▸ DIRECTIONS FOR THIS TASK: How many lines in this material include the string "Идентификация"? Answer with the number and nothing further.

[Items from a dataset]
begin
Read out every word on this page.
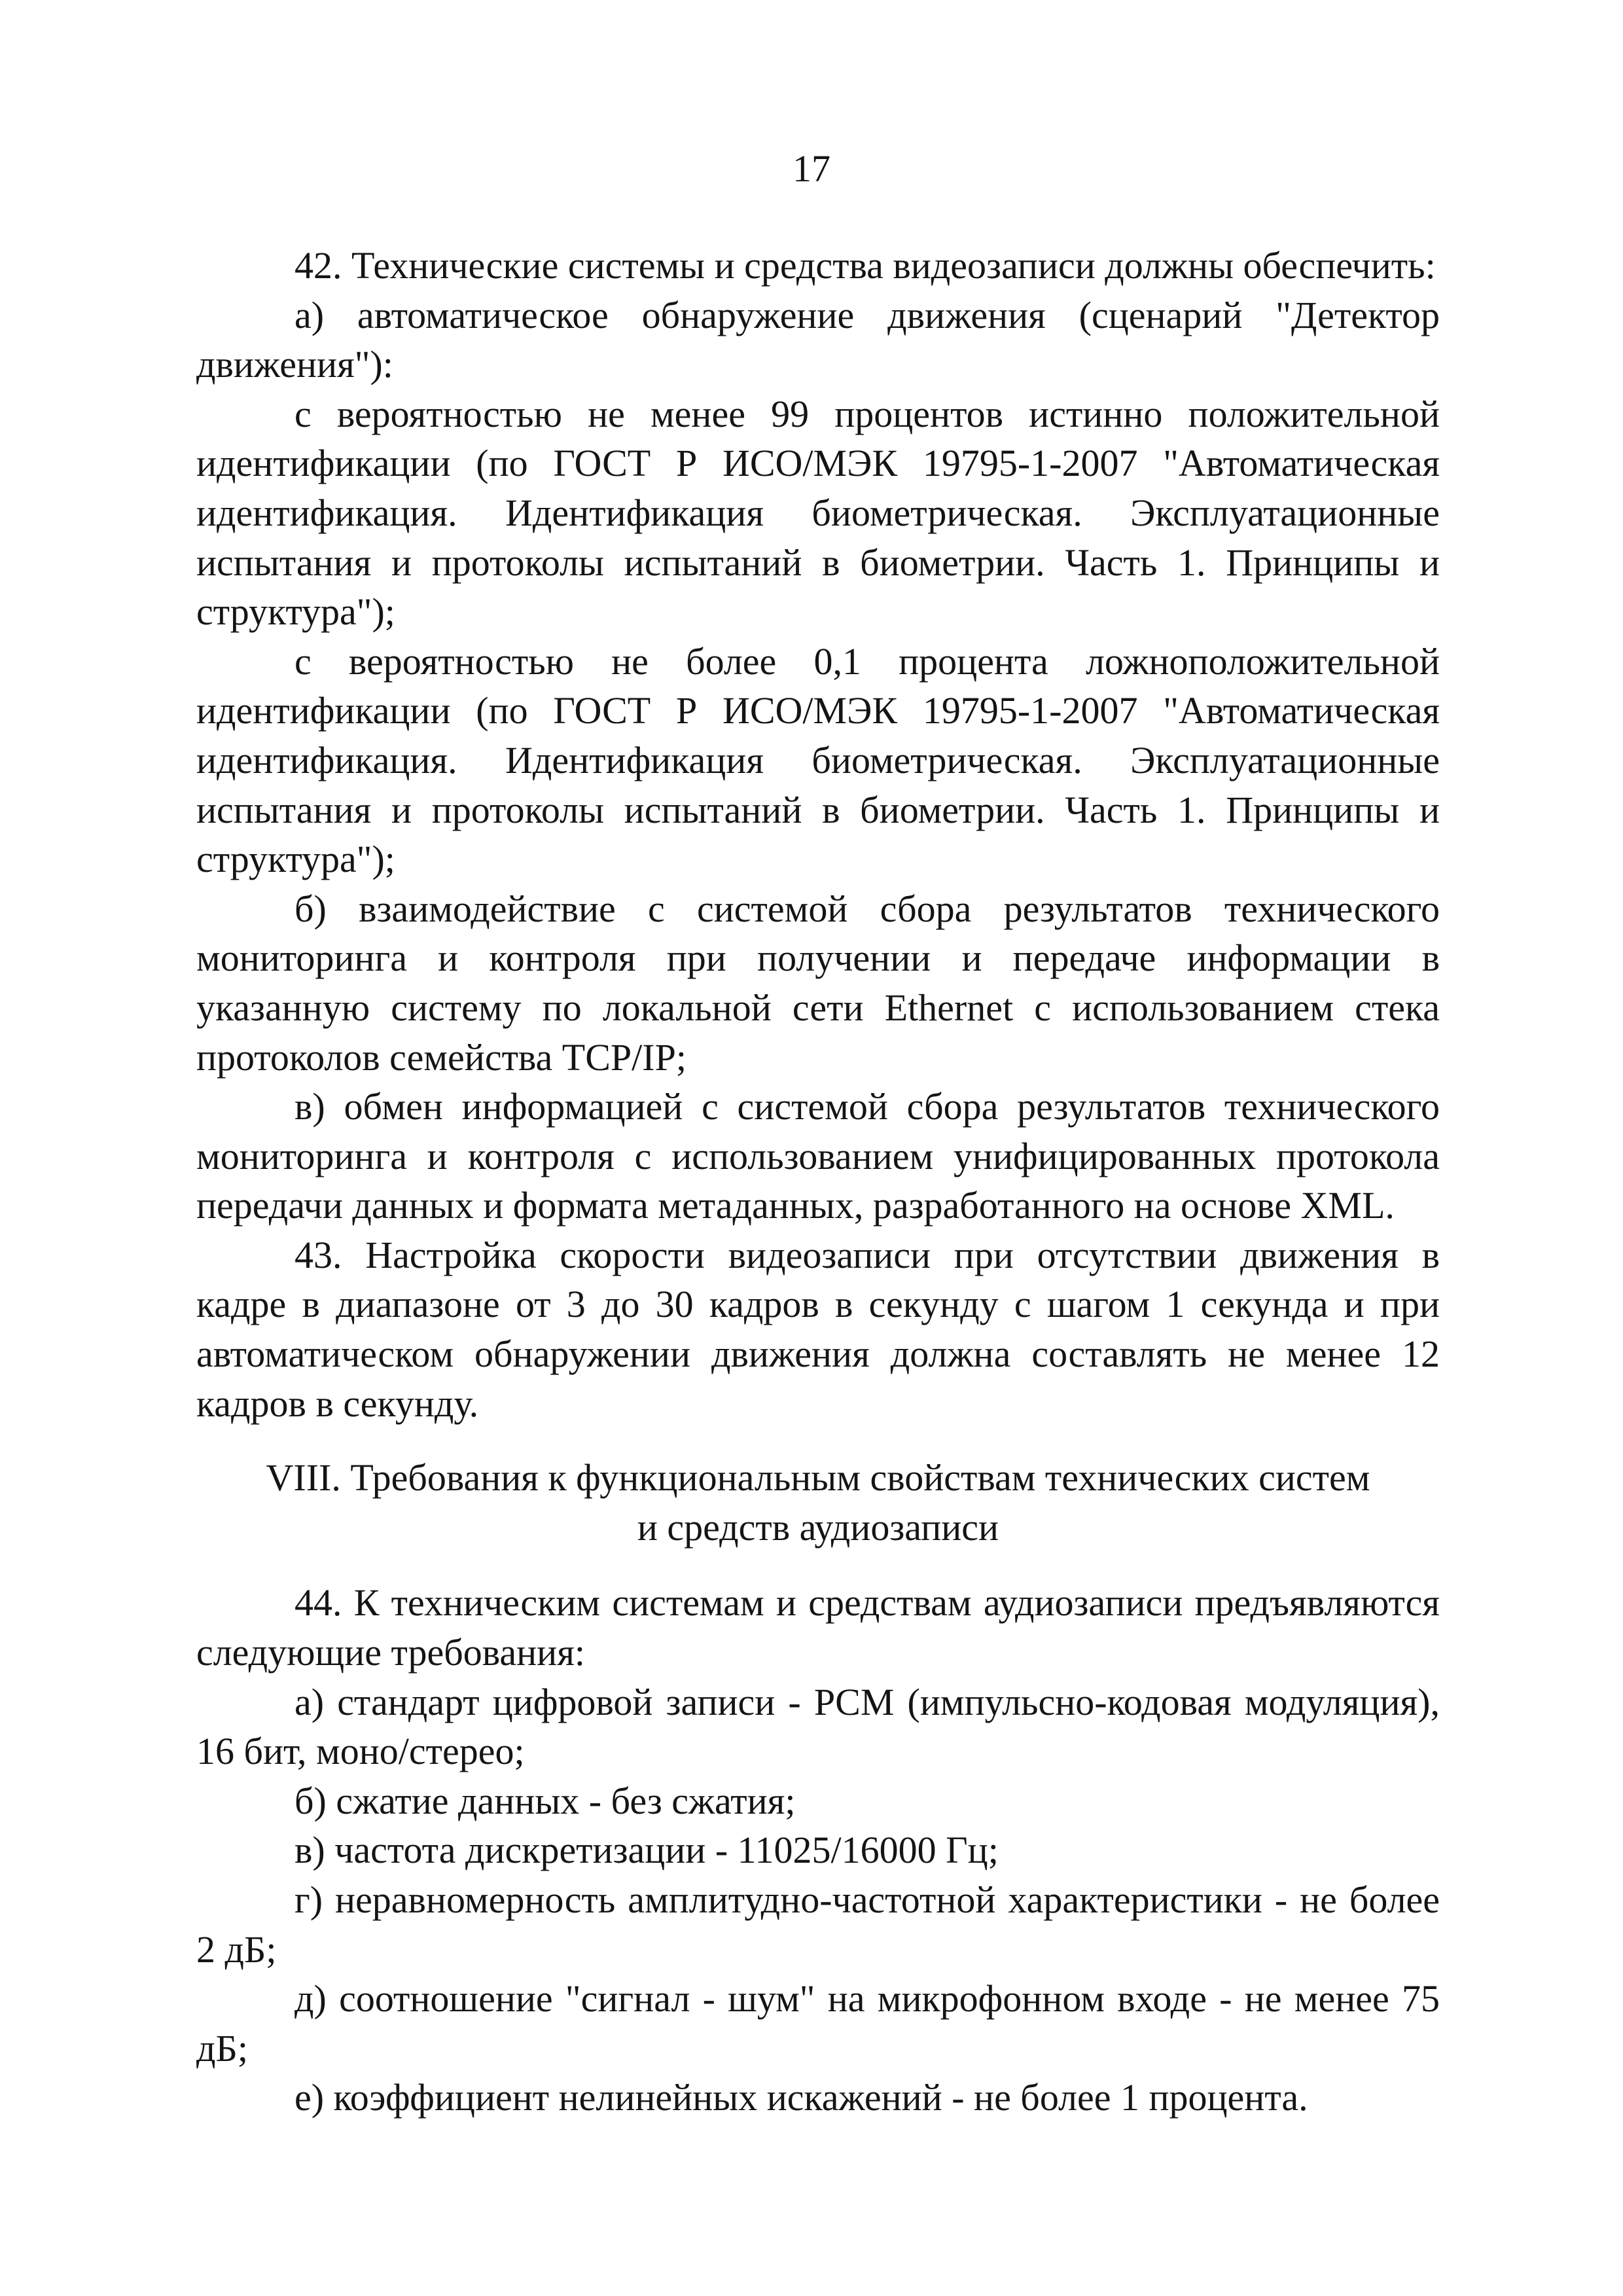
17

42. Технические системы и средства видеозаписи должны обеспечить:

а) автоматическое обнаружение движения (сценарий "Детектор движения"):

с вероятностью не менее 99 процентов истинно положительной идентификации (по ГОСТ Р ИСО/МЭК 19795-1-2007 "Автоматическая идентификация. Идентификация биометрическая. Эксплуатационные испытания и протоколы испытаний в биометрии. Часть 1. Принципы и структура");

с вероятностью не более 0,1 процента ложноположительной идентификации (по ГОСТ Р ИСО/МЭК 19795-1-2007 "Автоматическая идентификация. Идентификация биометрическая. Эксплуатационные испытания и протоколы испытаний в биометрии. Часть 1. Принципы и структура");

б) взаимодействие с системой сбора результатов технического мониторинга и контроля при получении и передаче информации в указанную систему по локальной сети Ethernet с использованием стека протоколов семейства TCP/IP;

в) обмен информацией с системой сбора результатов технического мониторинга и контроля с использованием унифицированных протокола передачи данных и формата метаданных, разработанного на основе XML.

43. Настройка скорости видеозаписи при отсутствии движения в кадре в диапазоне от 3 до 30 кадров в секунду с шагом 1 секунда и при автоматическом обнаружении движения должна составлять не менее 12 кадров в секунду.

VIII. Требования к функциональным свойствам технических систем
и средств аудиозаписи

44. К техническим системам и средствам аудиозаписи предъявляются следующие требования:

а) стандарт цифровой записи - PCM (импульсно-кодовая модуляция), 16 бит, моно/стерео;

б) сжатие данных - без сжатия;

в) частота дискретизации - 11025/16000 Гц;

г) неравномерность амплитудно-частотной характеристики - не более 2 дБ;

д) соотношение "сигнал - шум" на микрофонном входе - не менее 75 дБ;

е) коэффициент нелинейных искажений - не более 1 процента.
end
▸ COMPLETE RESPONSE: 2